[WRITTEN REQUEST]:
Print every line of the listing exactly, please.

[STORED RECORDS]:
%%

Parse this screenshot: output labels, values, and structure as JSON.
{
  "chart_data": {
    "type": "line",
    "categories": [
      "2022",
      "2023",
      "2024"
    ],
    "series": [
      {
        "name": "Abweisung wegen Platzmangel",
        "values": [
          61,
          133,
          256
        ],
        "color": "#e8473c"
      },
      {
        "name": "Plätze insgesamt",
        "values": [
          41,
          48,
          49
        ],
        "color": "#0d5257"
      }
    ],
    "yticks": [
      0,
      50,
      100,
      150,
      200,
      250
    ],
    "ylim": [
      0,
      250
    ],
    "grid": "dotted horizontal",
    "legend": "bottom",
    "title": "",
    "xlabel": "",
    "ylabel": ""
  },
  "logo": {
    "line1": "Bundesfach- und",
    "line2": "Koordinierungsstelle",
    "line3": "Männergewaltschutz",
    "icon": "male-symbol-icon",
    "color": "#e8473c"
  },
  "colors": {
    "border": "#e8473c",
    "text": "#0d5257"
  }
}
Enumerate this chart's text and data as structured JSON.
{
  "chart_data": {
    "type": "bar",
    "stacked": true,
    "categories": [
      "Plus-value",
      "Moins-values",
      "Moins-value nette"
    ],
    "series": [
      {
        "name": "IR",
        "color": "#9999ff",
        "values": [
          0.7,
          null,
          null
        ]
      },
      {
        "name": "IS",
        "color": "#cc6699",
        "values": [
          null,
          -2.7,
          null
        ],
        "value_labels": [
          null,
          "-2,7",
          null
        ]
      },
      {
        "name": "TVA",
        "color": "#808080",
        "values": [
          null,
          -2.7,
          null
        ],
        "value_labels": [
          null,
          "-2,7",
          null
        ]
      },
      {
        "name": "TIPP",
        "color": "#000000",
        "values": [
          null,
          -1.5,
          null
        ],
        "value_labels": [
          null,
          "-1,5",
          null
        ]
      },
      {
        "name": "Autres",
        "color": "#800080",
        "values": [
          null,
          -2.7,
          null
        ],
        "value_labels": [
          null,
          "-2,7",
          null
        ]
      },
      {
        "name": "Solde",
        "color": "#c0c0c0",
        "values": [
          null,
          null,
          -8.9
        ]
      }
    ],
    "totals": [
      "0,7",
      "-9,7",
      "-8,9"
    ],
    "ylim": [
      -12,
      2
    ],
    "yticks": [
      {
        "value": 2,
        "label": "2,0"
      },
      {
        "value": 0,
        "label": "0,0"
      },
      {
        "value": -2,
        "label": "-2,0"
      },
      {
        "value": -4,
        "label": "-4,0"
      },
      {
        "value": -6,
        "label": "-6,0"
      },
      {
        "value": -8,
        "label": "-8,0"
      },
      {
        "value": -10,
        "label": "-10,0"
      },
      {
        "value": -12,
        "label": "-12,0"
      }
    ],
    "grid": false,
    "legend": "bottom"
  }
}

%%

[TASK OUTPUT]:
Parse this screenshot: output labels, values, and structure as JSON.
{
  "chart_data": {
    "type": "line",
    "categories": [
      "2022",
      "2023",
      "2024"
    ],
    "series": [
      {
        "name": "Abweisung wegen Platzmangel",
        "values": [
          61,
          133,
          256
        ],
        "color": "#e8473c"
      },
      {
        "name": "Plätze insgesamt",
        "values": [
          41,
          48,
          49
        ],
        "color": "#0d5257"
      }
    ],
    "yticks": [
      0,
      50,
      100,
      150,
      200,
      250
    ],
    "ylim": [
      0,
      250
    ],
    "grid": "dotted horizontal",
    "legend": "bottom",
    "title": "",
    "xlabel": "",
    "ylabel": ""
  },
  "logo": {
    "line1": "Bundesfach- und",
    "line2": "Koordinierungsstelle",
    "line3": "Männergewaltschutz",
    "icon": "male-symbol-icon",
    "color": "#e8473c"
  },
  "colors": {
    "border": "#e8473c",
    "text": "#0d5257"
  }
}
Enumerate this chart's text and data as structured JSON.
{
  "chart_data": {
    "type": "bar",
    "stacked": true,
    "categories": [
      "Plus-value",
      "Moins-values",
      "Moins-value nette"
    ],
    "series": [
      {
        "name": "IR",
        "color": "#9999ff",
        "values": [
          0.7,
          null,
          null
        ]
      },
      {
        "name": "IS",
        "color": "#cc6699",
        "values": [
          null,
          -2.7,
          null
        ],
        "value_labels": [
          null,
          "-2,7",
          null
        ]
      },
      {
        "name": "TVA",
        "color": "#808080",
        "values": [
          null,
          -2.7,
          null
        ],
        "value_labels": [
          null,
          "-2,7",
          null
        ]
      },
      {
        "name": "TIPP",
        "color": "#000000",
        "values": [
          null,
          -1.5,
          null
        ],
        "value_labels": [
          null,
          "-1,5",
          null
        ]
      },
      {
        "name": "Autres",
        "color": "#800080",
        "values": [
          null,
          -2.7,
          null
        ],
        "value_labels": [
          null,
          "-2,7",
          null
        ]
      },
      {
        "name": "Solde",
        "color": "#c0c0c0",
        "values": [
          null,
          null,
          -8.9
        ]
      }
    ],
    "totals": [
      "0,7",
      "-9,7",
      "-8,9"
    ],
    "ylim": [
      -12,
      2
    ],
    "yticks": [
      {
        "value": 2,
        "label": "2,0"
      },
      {
        "value": 0,
        "label": "0,0"
      },
      {
        "value": -2,
        "label": "-2,0"
      },
      {
        "value": -4,
        "label": "-4,0"
      },
      {
        "value": -6,
        "label": "-6,0"
      },
      {
        "value": -8,
        "label": "-8,0"
      },
      {
        "value": -10,
        "label": "-10,0"
      },
      {
        "value": -12,
        "label": "-12,0"
      }
    ],
    "grid": false,
    "legend": "bottom"
  }
}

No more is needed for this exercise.